Material:
=====

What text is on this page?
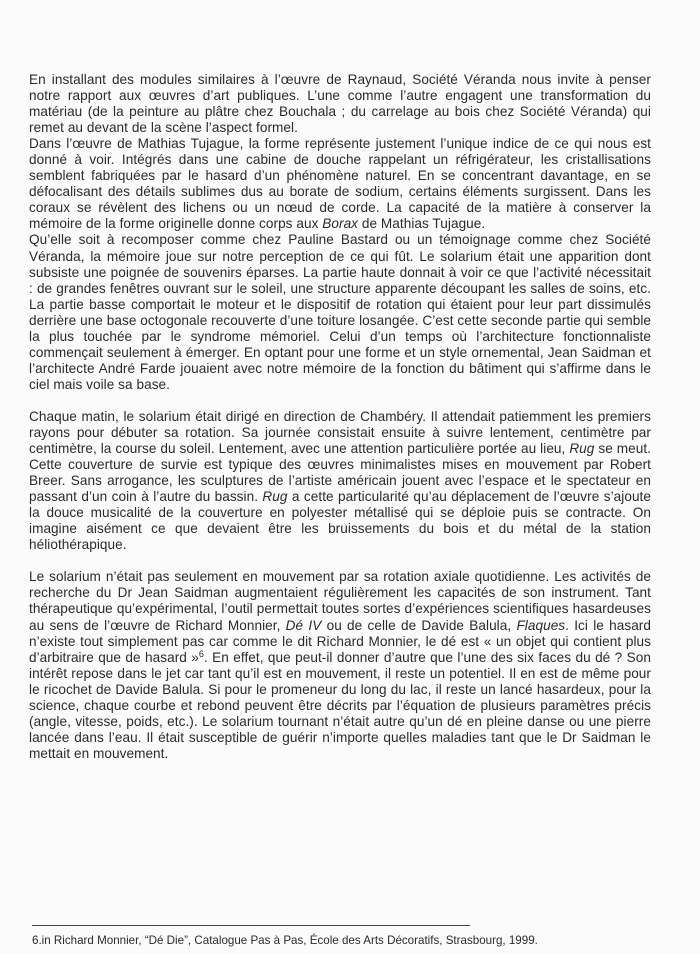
En installant des modules similaires à l’œuvre de Raynaud, Société Véranda nous invite à penser notre rapport aux œuvres d’art publiques. L’une comme l’autre engagent une transformation du matériau (de la peinture au plâtre chez Bouchala ; du carrelage au bois chez Société Véranda) qui remet au devant de la scène l’aspect formel.

Dans l’œuvre de Mathias Tujague, la forme représente justement l’unique indice de ce qui nous est donné à voir. Intégrés dans une cabine de douche rappelant un réfrigérateur, les cristallisations semblent fabriquées par le hasard d’un phénomène naturel. En se concentrant davantage, en se défocalisant des détails sublimes dus au borate de sodium, certains éléments surgissent. Dans les coraux se révèlent des lichens ou un nœud de corde. La capacité de la matière à conserver la mémoire de la forme originelle donne corps aux Borax de Mathias Tujague.

Qu’elle soit à recomposer comme chez Pauline Bastard ou un témoignage comme chez Société Véranda, la mémoire joue sur notre perception de ce qui fût. Le solarium était une apparition dont subsiste une poignée de souvenirs éparses. La partie haute donnait à voir ce que l’activité nécessitait : de grandes fenêtres ouvrant sur le soleil, une structure apparente découpant les salles de soins, etc. La partie basse comportait le moteur et le dispositif de rotation qui étaient pour leur part dissimulés derrière une base octogonale recouverte d’une toiture losangée. C’est cette seconde partie qui semble la plus touchée par le syndrome mémoriel. Celui d’un temps où l’architecture fonctionnaliste commençait seulement à émerger. En optant pour une forme et un style ornemental, Jean Saidman et l’architecte André Farde jouaient avec notre mémoire de la fonction du bâtiment qui s’affirme dans le ciel mais voile sa base.

Chaque matin, le solarium était dirigé en direction de Chambéry. Il attendait patiemment les premiers rayons pour débuter sa rotation. Sa journée consistait ensuite à suivre lentement, centimètre par centimètre, la course du soleil. Lentement, avec une attention particulière portée au lieu, Rug se meut. Cette couverture de survie est typique des œuvres minimalistes mises en mouvement par Robert Breer. Sans arrogance, les sculptures de l’artiste américain jouent avec l’espace et le spectateur en passant d’un coin à l’autre du bassin. Rug a cette particularité qu’au déplacement de l’œuvre s’ajoute la douce musicalité de la couverture en polyester métallisé qui se déploie puis se contracte. On imagine aisément ce que devaient être les bruissements du bois et du métal de la station héliothérapique.

Le solarium n’était pas seulement en mouvement par sa rotation axiale quotidienne. Les activités de recherche du Dr Jean Saidman augmentaient régulièrement les capacités de son instrument. Tant thérapeutique qu’expérimental, l’outil permettait toutes sortes d’expériences scientifiques hasardeuses au sens de l’œuvre de Richard Monnier, Dé IV ou de celle de Davide Balula, Flaques. Ici le hasard n’existe tout simplement pas car comme le dit Richard Monnier, le dé est « un objet qui contient plus d’arbitraire que de hasard »$^6$. En effet, que peut-il donner d’autre que l’une des six faces du dé ? Son intérêt repose dans le jet car tant qu’il est en mouvement, il reste un potentiel. Il en est de même pour le ricochet de Davide Balula. Si pour le promeneur du long du lac, il reste un lancé hasardeux, pour la science, chaque courbe et rebond peuvent être décrits par l’équation de plusieurs paramètres précis (angle, vitesse, poids, etc.). Le solarium tournant n’était autre qu’un dé en pleine danse ou une pierre lancée dans l’eau. Il était susceptible de guérir n’importe quelles maladies tant que le Dr Saidman le mettait en mouvement.

6.in Richard Monnier, “Dé Die”, Catalogue Pas à Pas, École des Arts Décoratifs, Strasbourg, 1999.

=====

Given request:
Copy every line of the data exactly as written, excluding the pictures.

Result for this exercise:
What text is on this page?
En installant des modules similaires à l’œuvre de Raynaud, Société Véranda nous invite à penser notre rapport aux œuvres d’art publiques. L’une comme l’autre engagent une transformation du matériau (de la peinture au plâtre chez Bouchala ; du carrelage au bois chez Société Véranda) qui remet au devant de la scène l’aspect formel.

Dans l’œuvre de Mathias Tujague, la forme représente justement l’unique indice de ce qui nous est donné à voir. Intégrés dans une cabine de douche rappelant un réfrigérateur, les cristallisations semblent fabriquées par le hasard d’un phénomène naturel. En se concentrant davantage, en se défocalisant des détails sublimes dus au borate de sodium, certains éléments surgissent. Dans les coraux se révèlent des lichens ou un nœud de corde. La capacité de la matière à conserver la mémoire de la forme originelle donne corps aux Borax de Mathias Tujague.

Qu’elle soit à recomposer comme chez Pauline Bastard ou un témoignage comme chez Société Véranda, la mémoire joue sur notre perception de ce qui fût. Le solarium était une apparition dont subsiste une poignée de souvenirs éparses. La partie haute donnait à voir ce que l’activité nécessitait : de grandes fenêtres ouvrant sur le soleil, une structure apparente découpant les salles de soins, etc. La partie basse comportait le moteur et le dispositif de rotation qui étaient pour leur part dissimulés derrière une base octogonale recouverte d’une toiture losangée. C’est cette seconde partie qui semble la plus touchée par le syndrome mémoriel. Celui d’un temps où l’architecture fonctionnaliste commençait seulement à émerger. En optant pour une forme et un style ornemental, Jean Saidman et l’architecte André Farde jouaient avec notre mémoire de la fonction du bâtiment qui s’affirme dans le ciel mais voile sa base.

Chaque matin, le solarium était dirigé en direction de Chambéry. Il attendait patiemment les premiers rayons pour débuter sa rotation. Sa journée consistait ensuite à suivre lentement, centimètre par centimètre, la course du soleil. Lentement, avec une attention particulière portée au lieu, Rug se meut. Cette couverture de survie est typique des œuvres minimalistes mises en mouvement par Robert Breer. Sans arrogance, les sculptures de l’artiste américain jouent avec l’espace et le spectateur en passant d’un coin à l’autre du bassin. Rug a cette particularité qu’au déplacement de l’œuvre s’ajoute la douce musicalité de la couverture en polyester métallisé qui se déploie puis se contracte. On imagine aisément ce que devaient être les bruissements du bois et du métal de la station héliothérapique.

Le solarium n’était pas seulement en mouvement par sa rotation axiale quotidienne. Les activités de recherche du Dr Jean Saidman augmentaient régulièrement les capacités de son instrument. Tant thérapeutique qu’expérimental, l’outil permettait toutes sortes d’expériences scientifiques hasardeuses au sens de l’œuvre de Richard Monnier, Dé IV ou de celle de Davide Balula, Flaques. Ici le hasard n’existe tout simplement pas car comme le dit Richard Monnier, le dé est « un objet qui contient plus d’arbitraire que de hasard »$^6$. En effet, que peut-il donner d’autre que l’une des six faces du dé ? Son intérêt repose dans le jet car tant qu’il est en mouvement, il reste un potentiel. Il en est de même pour le ricochet de Davide Balula. Si pour le promeneur du long du lac, il reste un lancé hasardeux, pour la science, chaque courbe et rebond peuvent être décrits par l’équation de plusieurs paramètres précis (angle, vitesse, poids, etc.). Le solarium tournant n’était autre qu’un dé en pleine danse ou une pierre lancée dans l’eau. Il était susceptible de guérir n’importe quelles maladies tant que le Dr Saidman le mettait en mouvement.

6.in Richard Monnier, “Dé Die”, Catalogue Pas à Pas, École des Arts Décoratifs, Strasbourg, 1999.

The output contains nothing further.